- _What the task asks_: Reproduce the listing below verbatim.

- _Stored rows_:
⟨

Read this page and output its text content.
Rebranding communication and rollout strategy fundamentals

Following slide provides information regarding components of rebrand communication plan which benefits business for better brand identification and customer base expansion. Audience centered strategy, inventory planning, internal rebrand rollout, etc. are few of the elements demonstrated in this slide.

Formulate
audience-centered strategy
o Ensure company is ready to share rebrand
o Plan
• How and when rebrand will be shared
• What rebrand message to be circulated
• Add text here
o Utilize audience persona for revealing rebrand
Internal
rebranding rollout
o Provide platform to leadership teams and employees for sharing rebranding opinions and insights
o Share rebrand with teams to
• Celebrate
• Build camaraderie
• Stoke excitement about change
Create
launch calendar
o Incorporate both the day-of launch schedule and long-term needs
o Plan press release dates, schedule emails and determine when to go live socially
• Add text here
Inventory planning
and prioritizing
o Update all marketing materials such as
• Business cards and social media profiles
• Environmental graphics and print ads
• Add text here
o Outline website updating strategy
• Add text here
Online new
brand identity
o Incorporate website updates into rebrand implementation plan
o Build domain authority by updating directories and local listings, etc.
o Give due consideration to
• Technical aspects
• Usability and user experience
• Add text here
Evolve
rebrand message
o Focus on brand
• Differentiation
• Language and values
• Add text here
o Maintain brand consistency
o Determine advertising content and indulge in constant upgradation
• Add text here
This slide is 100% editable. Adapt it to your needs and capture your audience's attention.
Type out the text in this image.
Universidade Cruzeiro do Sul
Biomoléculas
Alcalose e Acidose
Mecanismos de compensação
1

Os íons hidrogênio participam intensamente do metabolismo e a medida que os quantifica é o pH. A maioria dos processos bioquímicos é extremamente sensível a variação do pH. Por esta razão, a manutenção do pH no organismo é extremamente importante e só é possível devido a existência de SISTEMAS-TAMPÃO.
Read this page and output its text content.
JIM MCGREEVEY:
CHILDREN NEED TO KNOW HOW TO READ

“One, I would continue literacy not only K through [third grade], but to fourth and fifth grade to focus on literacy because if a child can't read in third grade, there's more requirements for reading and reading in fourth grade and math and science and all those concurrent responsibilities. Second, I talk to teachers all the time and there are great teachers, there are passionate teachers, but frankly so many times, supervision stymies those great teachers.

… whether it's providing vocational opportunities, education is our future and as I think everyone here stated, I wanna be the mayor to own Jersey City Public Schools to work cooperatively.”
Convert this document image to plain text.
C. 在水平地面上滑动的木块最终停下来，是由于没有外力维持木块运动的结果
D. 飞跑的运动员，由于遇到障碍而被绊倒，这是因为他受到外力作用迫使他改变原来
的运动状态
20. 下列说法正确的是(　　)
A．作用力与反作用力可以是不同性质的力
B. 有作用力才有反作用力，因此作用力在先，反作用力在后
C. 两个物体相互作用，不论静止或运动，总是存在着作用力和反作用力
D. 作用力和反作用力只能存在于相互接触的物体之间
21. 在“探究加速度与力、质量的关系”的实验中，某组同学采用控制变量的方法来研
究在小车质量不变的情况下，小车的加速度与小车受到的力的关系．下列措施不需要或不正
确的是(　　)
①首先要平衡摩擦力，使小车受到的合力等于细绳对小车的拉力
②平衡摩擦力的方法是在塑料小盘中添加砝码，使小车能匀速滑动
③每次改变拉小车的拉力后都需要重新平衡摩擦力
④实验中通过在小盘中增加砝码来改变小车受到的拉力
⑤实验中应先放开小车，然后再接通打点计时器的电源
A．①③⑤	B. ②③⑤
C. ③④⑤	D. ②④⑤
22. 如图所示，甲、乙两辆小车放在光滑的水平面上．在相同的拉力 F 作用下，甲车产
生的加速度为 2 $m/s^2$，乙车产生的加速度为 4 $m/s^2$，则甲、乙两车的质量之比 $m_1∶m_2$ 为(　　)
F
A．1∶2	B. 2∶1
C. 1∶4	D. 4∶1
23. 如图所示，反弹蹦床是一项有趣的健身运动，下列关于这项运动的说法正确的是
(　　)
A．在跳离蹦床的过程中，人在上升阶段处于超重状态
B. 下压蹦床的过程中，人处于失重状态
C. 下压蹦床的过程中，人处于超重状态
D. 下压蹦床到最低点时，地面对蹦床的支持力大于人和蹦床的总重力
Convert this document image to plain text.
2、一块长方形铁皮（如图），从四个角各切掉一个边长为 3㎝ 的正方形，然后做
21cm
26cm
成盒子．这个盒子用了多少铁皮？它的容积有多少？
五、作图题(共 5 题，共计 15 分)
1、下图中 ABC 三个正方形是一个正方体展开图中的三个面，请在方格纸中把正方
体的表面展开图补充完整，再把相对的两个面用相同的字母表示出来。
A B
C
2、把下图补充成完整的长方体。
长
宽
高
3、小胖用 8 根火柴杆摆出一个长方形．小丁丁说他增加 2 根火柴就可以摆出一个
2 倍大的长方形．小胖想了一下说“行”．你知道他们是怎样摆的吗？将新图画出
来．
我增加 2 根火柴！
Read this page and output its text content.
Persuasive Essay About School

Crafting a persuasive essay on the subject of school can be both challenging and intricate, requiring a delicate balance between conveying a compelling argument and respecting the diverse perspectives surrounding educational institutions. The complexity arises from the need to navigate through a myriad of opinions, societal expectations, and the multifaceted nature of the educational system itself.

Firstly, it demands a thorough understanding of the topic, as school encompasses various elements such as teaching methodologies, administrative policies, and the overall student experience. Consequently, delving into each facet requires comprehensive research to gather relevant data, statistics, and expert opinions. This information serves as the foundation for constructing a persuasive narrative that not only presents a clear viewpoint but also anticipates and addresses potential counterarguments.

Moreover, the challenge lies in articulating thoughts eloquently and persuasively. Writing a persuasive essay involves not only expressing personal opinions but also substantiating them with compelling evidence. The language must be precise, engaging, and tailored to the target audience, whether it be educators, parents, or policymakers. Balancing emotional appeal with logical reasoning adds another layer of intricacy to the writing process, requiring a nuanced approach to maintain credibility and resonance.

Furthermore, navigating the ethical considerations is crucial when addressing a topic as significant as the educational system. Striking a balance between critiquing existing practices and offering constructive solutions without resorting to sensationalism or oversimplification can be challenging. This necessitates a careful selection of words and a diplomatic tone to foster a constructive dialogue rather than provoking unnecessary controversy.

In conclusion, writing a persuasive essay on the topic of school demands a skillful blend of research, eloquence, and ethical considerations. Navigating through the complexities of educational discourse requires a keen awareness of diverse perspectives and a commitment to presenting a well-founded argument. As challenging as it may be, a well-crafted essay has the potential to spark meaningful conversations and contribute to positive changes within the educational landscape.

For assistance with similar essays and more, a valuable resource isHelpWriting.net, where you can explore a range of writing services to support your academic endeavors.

⟩

- _Exercise result_:
Read this page and output its text content.
Rebranding communication and rollout strategy fundamentals

Following slide provides information regarding components of rebrand communication plan which benefits business for better brand identification and customer base expansion. Audience centered strategy, inventory planning, internal rebrand rollout, etc. are few of the elements demonstrated in this slide.

Formulate
audience-centered strategy
o Ensure company is ready to share rebrand
o Plan
• How and when rebrand will be shared
• What rebrand message to be circulated
• Add text here
o Utilize audience persona for revealing rebrand
Internal
rebranding rollout
o Provide platform to leadership teams and employees for sharing rebranding opinions and insights
o Share rebrand with teams to
• Celebrate
• Build camaraderie
• Stoke excitement about change
Create
launch calendar
o Incorporate both the day-of launch schedule and long-term needs
o Plan press release dates, schedule emails and determine when to go live socially
• Add text here
Inventory planning
and prioritizing
o Update all marketing materials such as
• Business cards and social media profiles
• Environmental graphics and print ads
• Add text here
o Outline website updating strategy
• Add text here
Online new
brand identity
o Incorporate website updates into rebrand implementation plan
o Build domain authority by updating directories and local listings, etc.
o Give due consideration to
• Technical aspects
• Usability and user experience
• Add text here
Evolve
rebrand message
o Focus on brand
• Differentiation
• Language and values
• Add text here
o Maintain brand consistency
o Determine advertising content and indulge in constant upgradation
• Add text here
This slide is 100% editable. Adapt it to your needs and capture your audience's attention.
Type out the text in this image.
Universidade Cruzeiro do Sul
Biomoléculas
Alcalose e Acidose
Mecanismos de compensação
1

Os íons hidrogênio participam intensamente do metabolismo e a medida que os quantifica é o pH. A maioria dos processos bioquímicos é extremamente sensível a variação do pH. Por esta razão, a manutenção do pH no organismo é extremamente importante e só é possível devido a existência de SISTEMAS-TAMPÃO.
Read this page and output its text content.
JIM MCGREEVEY:
CHILDREN NEED TO KNOW HOW TO READ

“One, I would continue literacy not only K through [third grade], but to fourth and fifth grade to focus on literacy because if a child can't read in third grade, there's more requirements for reading and reading in fourth grade and math and science and all those concurrent responsibilities. Second, I talk to teachers all the time and there are great teachers, there are passionate teachers, but frankly so many times, supervision stymies those great teachers.

… whether it's providing vocational opportunities, education is our future and as I think everyone here stated, I wanna be the mayor to own Jersey City Public Schools to work cooperatively.”
Convert this document image to plain text.
C. 在水平地面上滑动的木块最终停下来，是由于没有外力维持木块运动的结果
D. 飞跑的运动员，由于遇到障碍而被绊倒，这是因为他受到外力作用迫使他改变原来
的运动状态
20. 下列说法正确的是(　　)
A．作用力与反作用力可以是不同性质的力
B. 有作用力才有反作用力，因此作用力在先，反作用力在后
C. 两个物体相互作用，不论静止或运动，总是存在着作用力和反作用力
D. 作用力和反作用力只能存在于相互接触的物体之间
21. 在“探究加速度与力、质量的关系”的实验中，某组同学采用控制变量的方法来研
究在小车质量不变的情况下，小车的加速度与小车受到的力的关系．下列措施不需要或不正
确的是(　　)
①首先要平衡摩擦力，使小车受到的合力等于细绳对小车的拉力
②平衡摩擦力的方法是在塑料小盘中添加砝码，使小车能匀速滑动
③每次改变拉小车的拉力后都需要重新平衡摩擦力
④实验中通过在小盘中增加砝码来改变小车受到的拉力
⑤实验中应先放开小车，然后再接通打点计时器的电源
A．①③⑤	B. ②③⑤
C. ③④⑤	D. ②④⑤
22. 如图所示，甲、乙两辆小车放在光滑的水平面上．在相同的拉力 F 作用下，甲车产
生的加速度为 2 $m/s^2$，乙车产生的加速度为 4 $m/s^2$，则甲、乙两车的质量之比 $m_1∶m_2$ 为(　　)
F
A．1∶2	B. 2∶1
C. 1∶4	D. 4∶1
23. 如图所示，反弹蹦床是一项有趣的健身运动，下列关于这项运动的说法正确的是
(　　)
A．在跳离蹦床的过程中，人在上升阶段处于超重状态
B. 下压蹦床的过程中，人处于失重状态
C. 下压蹦床的过程中，人处于超重状态
D. 下压蹦床到最低点时，地面对蹦床的支持力大于人和蹦床的总重力
Convert this document image to plain text.
2、一块长方形铁皮（如图），从四个角各切掉一个边长为 3㎝ 的正方形，然后做
21cm
26cm
成盒子．这个盒子用了多少铁皮？它的容积有多少？
五、作图题(共 5 题，共计 15 分)
1、下图中 ABC 三个正方形是一个正方体展开图中的三个面，请在方格纸中把正方
体的表面展开图补充完整，再把相对的两个面用相同的字母表示出来。
A B
C
2、把下图补充成完整的长方体。
长
宽
高
3、小胖用 8 根火柴杆摆出一个长方形．小丁丁说他增加 2 根火柴就可以摆出一个
2 倍大的长方形．小胖想了一下说“行”．你知道他们是怎样摆的吗？将新图画出
来．
我增加 2 根火柴！
Read this page and output its text content.
Persuasive Essay About School

Crafting a persuasive essay on the subject of school can be both challenging and intricate, requiring a delicate balance between conveying a compelling argument and respecting the diverse perspectives surrounding educational institutions. The complexity arises from the need to navigate through a myriad of opinions, societal expectations, and the multifaceted nature of the educational system itself.

Firstly, it demands a thorough understanding of the topic, as school encompasses various elements such as teaching methodologies, administrative policies, and the overall student experience. Consequently, delving into each facet requires comprehensive research to gather relevant data, statistics, and expert opinions. This information serves as the foundation for constructing a persuasive narrative that not only presents a clear viewpoint but also anticipates and addresses potential counterarguments.

Moreover, the challenge lies in articulating thoughts eloquently and persuasively. Writing a persuasive essay involves not only expressing personal opinions but also substantiating them with compelling evidence. The language must be precise, engaging, and tailored to the target audience, whether it be educators, parents, or policymakers. Balancing emotional appeal with logical reasoning adds another layer of intricacy to the writing process, requiring a nuanced approach to maintain credibility and resonance.

Furthermore, navigating the ethical considerations is crucial when addressing a topic as significant as the educational system. Striking a balance between critiquing existing practices and offering constructive solutions without resorting to sensationalism or oversimplification can be challenging. This necessitates a careful selection of words and a diplomatic tone to foster a constructive dialogue rather than provoking unnecessary controversy.

In conclusion, writing a persuasive essay on the topic of school demands a skillful blend of research, eloquence, and ethical considerations. Navigating through the complexities of educational discourse requires a keen awareness of diverse perspectives and a commitment to presenting a well-founded argument. As challenging as it may be, a well-crafted essay has the potential to spark meaningful conversations and contribute to positive changes within the educational landscape.

For assistance with similar essays and more, a valuable resource isHelpWriting.net, where you can explore a range of writing services to support your academic endeavors.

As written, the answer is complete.